>>>

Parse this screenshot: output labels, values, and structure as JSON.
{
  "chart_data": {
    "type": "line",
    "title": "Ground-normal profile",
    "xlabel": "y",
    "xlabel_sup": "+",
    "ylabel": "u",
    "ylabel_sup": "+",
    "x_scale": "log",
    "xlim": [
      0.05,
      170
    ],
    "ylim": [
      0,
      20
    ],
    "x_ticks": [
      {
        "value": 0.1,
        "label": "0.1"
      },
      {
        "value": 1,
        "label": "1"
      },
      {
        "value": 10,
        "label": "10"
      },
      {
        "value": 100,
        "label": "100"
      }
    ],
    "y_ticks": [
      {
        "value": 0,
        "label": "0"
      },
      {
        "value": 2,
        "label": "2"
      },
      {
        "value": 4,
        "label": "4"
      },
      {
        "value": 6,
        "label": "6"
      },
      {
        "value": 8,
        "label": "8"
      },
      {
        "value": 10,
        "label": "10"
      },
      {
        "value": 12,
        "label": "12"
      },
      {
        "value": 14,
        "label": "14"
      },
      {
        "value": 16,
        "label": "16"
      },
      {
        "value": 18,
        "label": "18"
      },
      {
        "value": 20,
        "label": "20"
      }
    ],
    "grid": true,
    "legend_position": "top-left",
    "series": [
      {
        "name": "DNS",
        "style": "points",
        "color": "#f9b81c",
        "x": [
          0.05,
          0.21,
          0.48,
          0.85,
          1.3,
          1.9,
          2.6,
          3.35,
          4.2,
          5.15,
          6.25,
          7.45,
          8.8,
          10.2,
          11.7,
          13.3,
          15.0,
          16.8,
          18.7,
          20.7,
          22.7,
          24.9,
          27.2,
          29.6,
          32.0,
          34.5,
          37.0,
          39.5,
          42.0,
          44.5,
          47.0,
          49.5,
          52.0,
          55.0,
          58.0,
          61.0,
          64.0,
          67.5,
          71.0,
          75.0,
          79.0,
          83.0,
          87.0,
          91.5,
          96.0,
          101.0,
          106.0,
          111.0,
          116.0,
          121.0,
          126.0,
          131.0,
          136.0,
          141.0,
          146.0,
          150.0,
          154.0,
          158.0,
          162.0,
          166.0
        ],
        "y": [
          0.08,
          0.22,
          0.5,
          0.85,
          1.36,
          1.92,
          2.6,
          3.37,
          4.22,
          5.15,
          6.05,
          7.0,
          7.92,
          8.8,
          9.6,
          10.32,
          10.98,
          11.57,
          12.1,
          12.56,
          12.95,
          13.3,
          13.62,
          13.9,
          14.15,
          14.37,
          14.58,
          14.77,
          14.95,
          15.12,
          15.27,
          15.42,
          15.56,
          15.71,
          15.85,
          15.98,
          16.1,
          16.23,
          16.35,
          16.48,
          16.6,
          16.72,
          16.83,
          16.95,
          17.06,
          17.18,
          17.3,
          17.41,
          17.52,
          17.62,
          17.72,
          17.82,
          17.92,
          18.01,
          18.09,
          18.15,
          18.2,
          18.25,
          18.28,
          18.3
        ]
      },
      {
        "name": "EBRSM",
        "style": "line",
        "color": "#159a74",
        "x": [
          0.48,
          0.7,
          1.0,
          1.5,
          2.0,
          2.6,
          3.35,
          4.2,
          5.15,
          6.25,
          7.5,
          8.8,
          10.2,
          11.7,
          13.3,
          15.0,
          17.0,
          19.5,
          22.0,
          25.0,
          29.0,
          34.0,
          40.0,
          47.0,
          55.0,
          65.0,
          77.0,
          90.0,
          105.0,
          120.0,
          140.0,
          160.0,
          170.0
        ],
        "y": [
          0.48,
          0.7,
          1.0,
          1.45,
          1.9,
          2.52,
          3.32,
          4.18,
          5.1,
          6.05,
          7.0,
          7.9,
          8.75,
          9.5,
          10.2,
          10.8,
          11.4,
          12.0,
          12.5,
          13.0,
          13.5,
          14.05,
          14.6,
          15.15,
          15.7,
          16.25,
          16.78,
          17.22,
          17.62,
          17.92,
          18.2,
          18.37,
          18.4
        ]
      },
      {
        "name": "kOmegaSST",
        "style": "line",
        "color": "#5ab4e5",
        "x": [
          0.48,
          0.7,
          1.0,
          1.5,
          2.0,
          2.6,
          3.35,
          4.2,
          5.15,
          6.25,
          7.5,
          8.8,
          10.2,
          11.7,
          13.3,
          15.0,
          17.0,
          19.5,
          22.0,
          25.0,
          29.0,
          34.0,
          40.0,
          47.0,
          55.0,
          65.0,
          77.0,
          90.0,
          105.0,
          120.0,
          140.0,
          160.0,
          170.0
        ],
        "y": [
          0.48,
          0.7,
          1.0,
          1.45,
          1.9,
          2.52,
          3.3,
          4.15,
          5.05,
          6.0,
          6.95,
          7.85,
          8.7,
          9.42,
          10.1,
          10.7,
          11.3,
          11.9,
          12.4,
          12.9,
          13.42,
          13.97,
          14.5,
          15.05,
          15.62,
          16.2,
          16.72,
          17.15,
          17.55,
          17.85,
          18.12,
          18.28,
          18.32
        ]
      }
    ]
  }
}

<<<

**Instructions to follow**
Give only the number of lines in the entries above that hold the string "color".

**Task response**
3